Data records
::::::::::
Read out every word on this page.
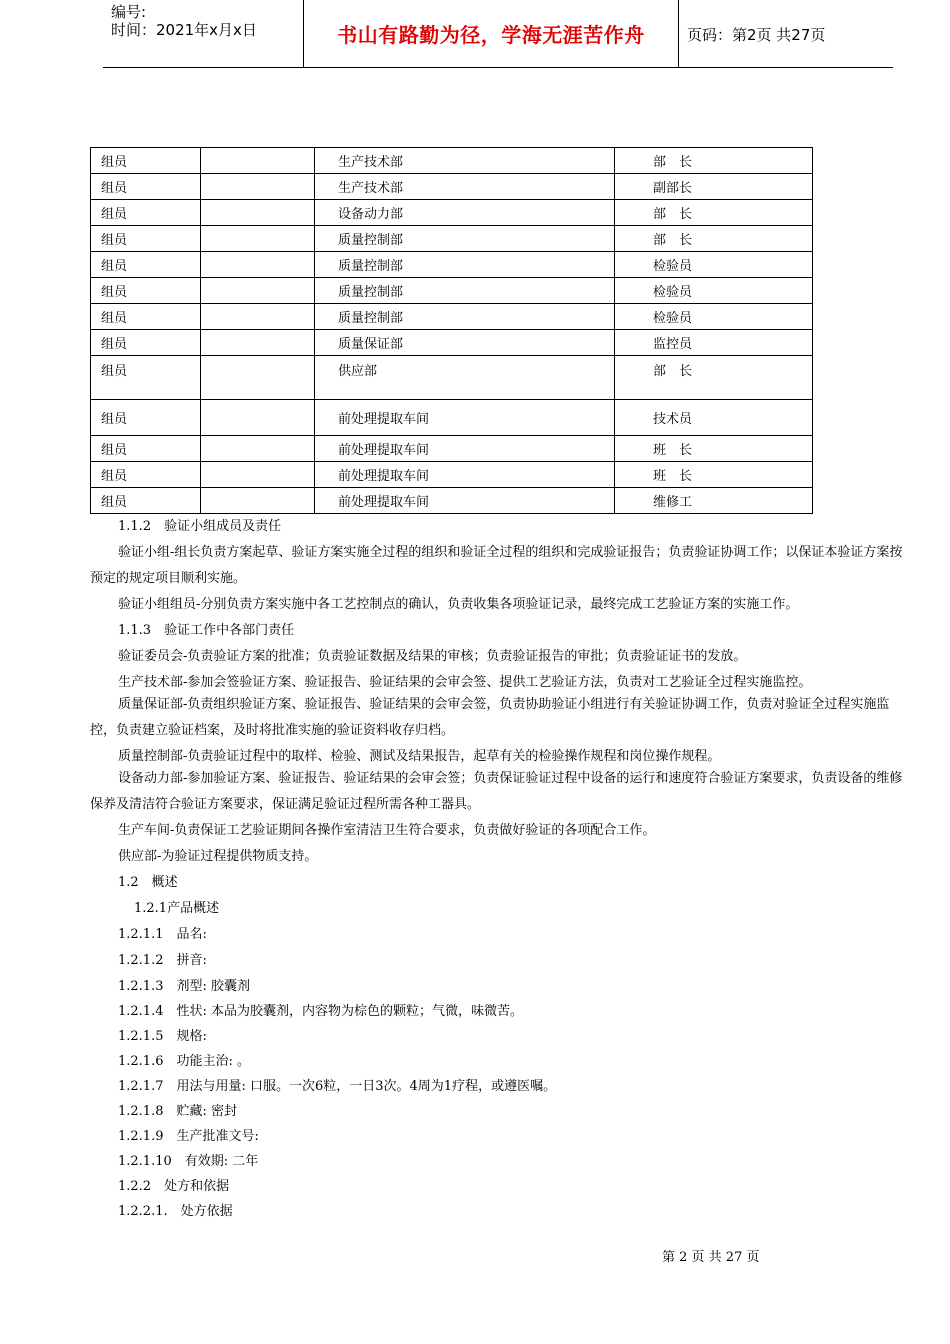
编号:
时间：2021年x月x日	书山有路勤为径，学海无涯苦作舟	页码：第2页 共27页
组员		生产技术部	部　长
组员		生产技术部	副部长
组员		设备动力部	部　长
组员		质量控制部	部　长
组员		质量控制部	检验员
组员		质量控制部	检验员
组员		质量控制部	检验员
组员		质量保证部	监控员
组员		供应部	部　长
组员		前处理提取车间	技术员
组员		前处理提取车间	班　长
组员		前处理提取车间	班　长
组员		前处理提取车间	维修工
1.1.2　验证小组成员及责任
验证小组-组长负责方案起草、验证方案实施全过程的组织和验证全过程的组织和完成验证报告；负责验证协调工作；以保证本验证方案按预定的规定项目顺利实施。
验证小组组员-分别负责方案实施中各工艺控制点的确认，负责收集各项验证记录，最终完成工艺验证方案的实施工作。
1.1.3　验证工作中各部门责任
验证委员会-负责验证方案的批准；负责验证数据及结果的审核；负责验证报告的审批；负责验证证书的发放。
生产技术部-参加会签验证方案、验证报告、验证结果的会审会签、提供工艺验证方法，负责对工艺验证全过程实施监控。
质量保证部-负责组织验证方案、验证报告、验证结果的会审会签，负责协助验证小组进行有关验证协调工作，负责对验证全过程实施监控，负责建立验证档案，及时将批准实施的验证资料收存归档。
质量控制部-负责验证过程中的取样、检验、测试及结果报告，起草有关的检验操作规程和岗位操作规程。
设备动力部-参加验证方案、验证报告、验证结果的会审会签；负责保证验证过程中设备的运行和速度符合验证方案要求，负责设备的维修保养及清洁符合验证方案要求，保证满足验证过程所需各种工器具。
生产车间-负责保证工艺验证期间各操作室清洁卫生符合要求，负责做好验证的各项配合工作。
供应部-为验证过程提供物质支持。
1.2　概述
1.2.1产品概述
1.2.1.1　品名:
1.2.1.2　拼音:
1.2.1.3　剂型: 胶囊剂
1.2.1.4　性状: 本品为胶囊剂，内容物为棕色的颗粒；气微，味微苦。
1.2.1.5　规格:
1.2.1.6　功能主治: 。
1.2.1.7　用法与用量: 口服。一次6粒，一日3次。4周为1疗程，或遵医嘱。
1.2.1.8　贮藏: 密封
1.2.1.9　生产批准文号:
1.2.1.10　有效期: 二年
1.2.2　处方和依据
1.2.2.1.　处方依据
第 2 页 共 27 页
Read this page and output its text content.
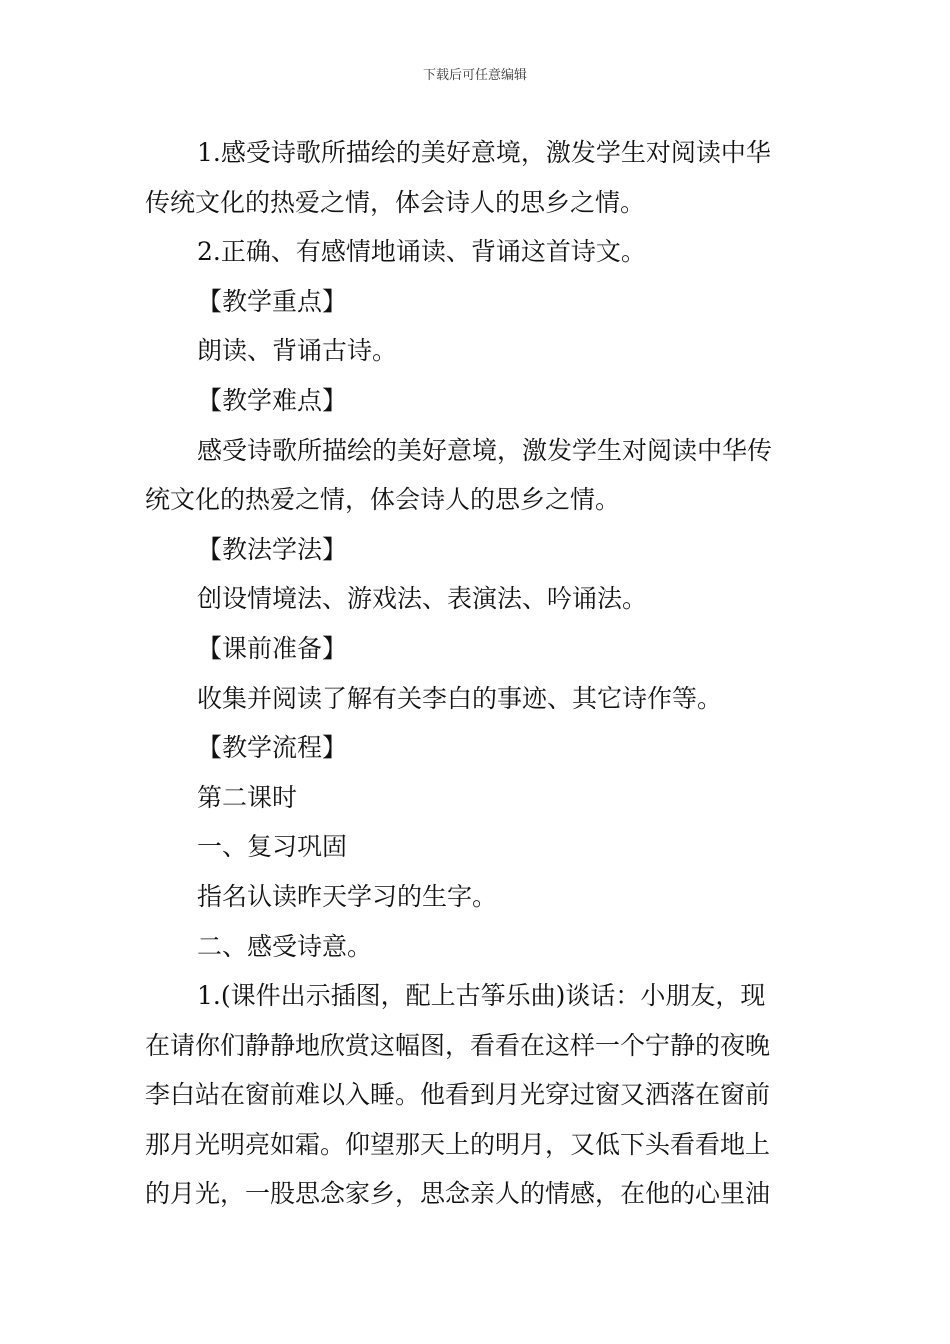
下载后可任意编辑
1.感受诗歌所描绘的美好意境，激发学生对阅读中华
传统文化的热爱之情，体会诗人的思乡之情。
2.正确、有感情地诵读、背诵这首诗文。
【教学重点】
朗读、背诵古诗。
【教学难点】
感受诗歌所描绘的美好意境，激发学生对阅读中华传
统文化的热爱之情，体会诗人的思乡之情。
【教法学法】
创设情境法、游戏法、表演法、吟诵法。
【课前准备】
收集并阅读了解有关李白的事迹、其它诗作等。
【教学流程】
第二课时
一、复习巩固
指名认读昨天学习的生字。
二、感受诗意。
1.(课件出示插图，配上古筝乐曲)谈话：小朋友，现
在请你们静静地欣赏这幅图，看看在这样一个宁静的夜晚
李白站在窗前难以入睡。他看到月光穿过窗又洒落在窗前
那月光明亮如霜。仰望那天上的明月，又低下头看看地上
的月光，一股思念家乡，思念亲人的情感，在他的心里油
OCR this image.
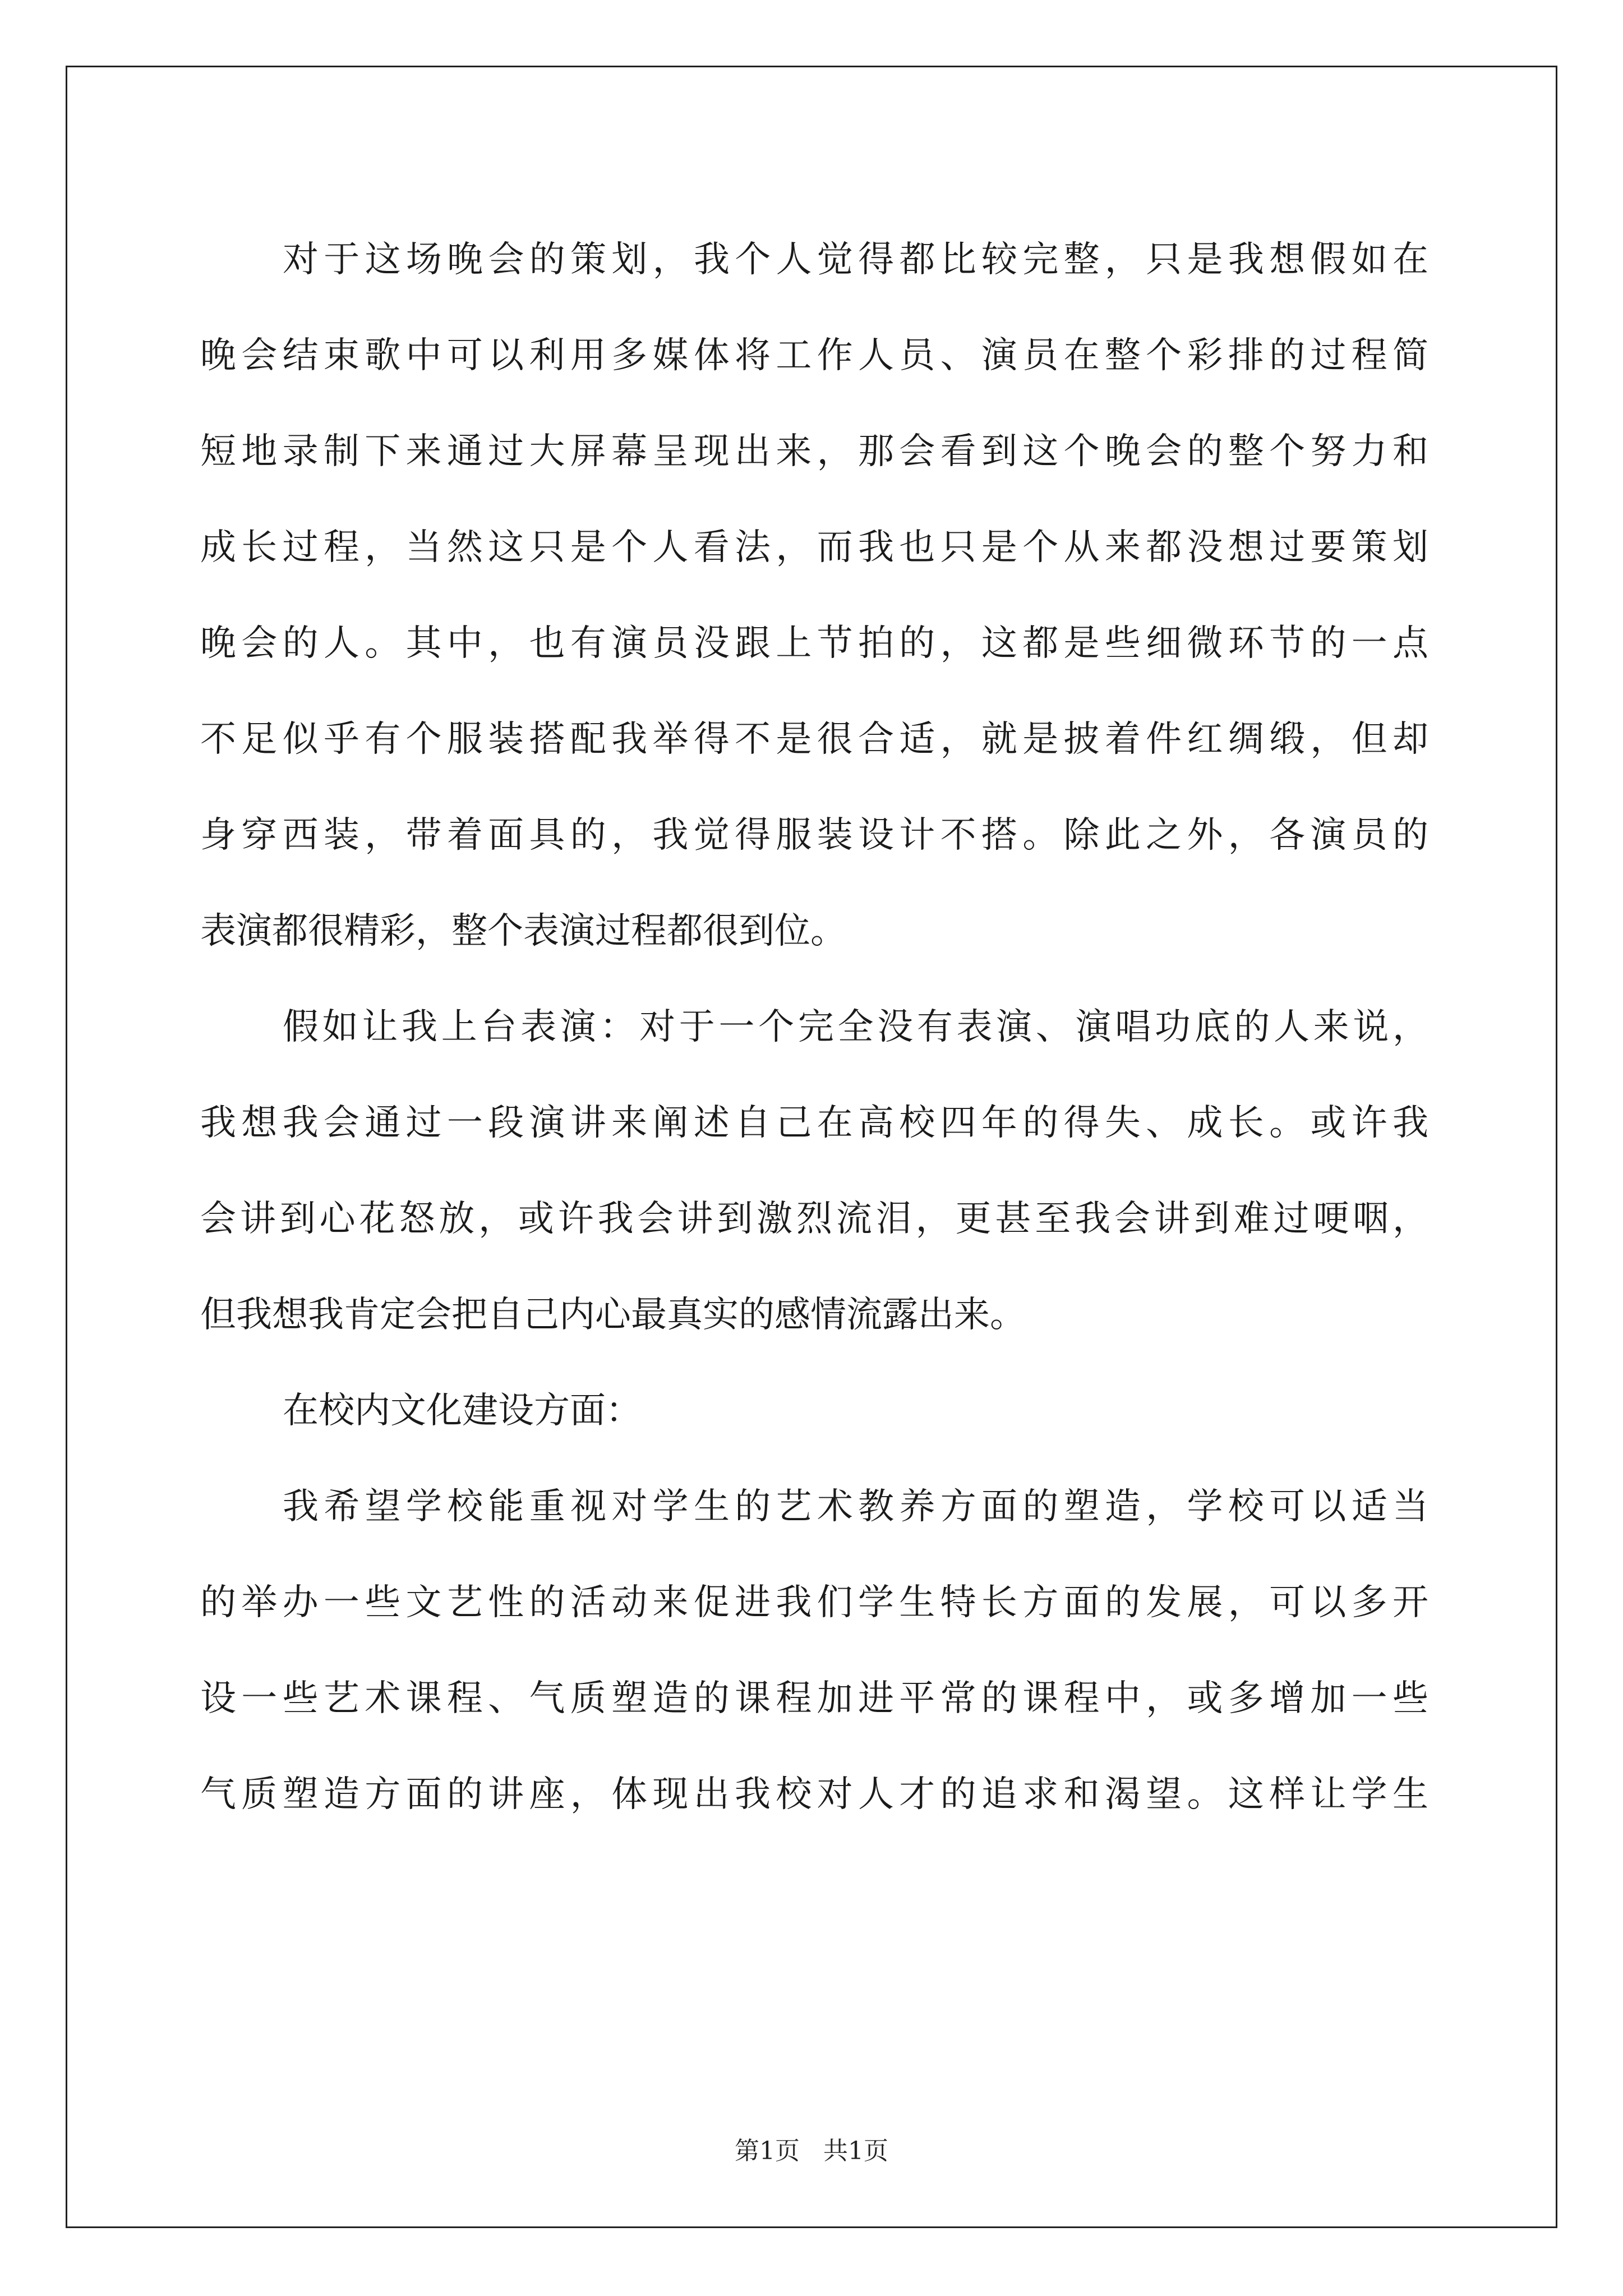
对于这场晚会的策划，我个人觉得都比较完整，只是我想假如在
晚会结束歌中可以利用多媒体将工作人员、演员在整个彩排的过程简
短地录制下来通过大屏幕呈现出来，那会看到这个晚会的整个努力和
成长过程，当然这只是个人看法，而我也只是个从来都没想过要策划
晚会的人。其中，也有演员没跟上节拍的，这都是些细微环节的一点
不足似乎有个服装搭配我举得不是很合适，就是披着件红绸缎，但却
身穿西装，带着面具的，我觉得服装设计不搭。除此之外，各演员的
表演都很精彩，整个表演过程都很到位。
假如让我上台表演：对于一个完全没有表演、演唱功底的人来说，
我想我会通过一段演讲来阐述自己在高校四年的得失、成长。或许我
会讲到心花怒放，或许我会讲到激烈流泪，更甚至我会讲到难过哽咽，
但我想我肯定会把自己内心最真实的感情流露出来。
在校内文化建设方面：
我希望学校能重视对学生的艺术教养方面的塑造，学校可以适当
的举办一些文艺性的活动来促进我们学生特长方面的发展，可以多开
设一些艺术课程、气质塑造的课程加进平常的课程中，或多增加一些
气质塑造方面的讲座，体现出我校对人才的追求和渴望。这样让学生
第1页   共1页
::::::::::
* _EXERCISE REQUIREMENTS_
Find the word "验证结果的会审会签" in the records and pull out each line that has it.

* _THE COMPLETED TASK_
生产技术部-参加会签验证方案、验证报告、验证结果的会审会签、提供工艺验证方法，负责对工艺验证全过程实施监控。
质量保证部-负责组织验证方案、验证报告、验证结果的会审会签，负责协助验证小组进行有关验证协调工作，负责对验证全过程实施监控，负责建立验证档案，及时将批准实施的验证资料收存归档。
设备动力部-参加验证方案、验证报告、验证结果的会审会签；负责保证验证过程中设备的运行和速度符合验证方案要求，负责设备的维修保养及清洁符合验证方案要求，保证满足验证过程所需各种工器具。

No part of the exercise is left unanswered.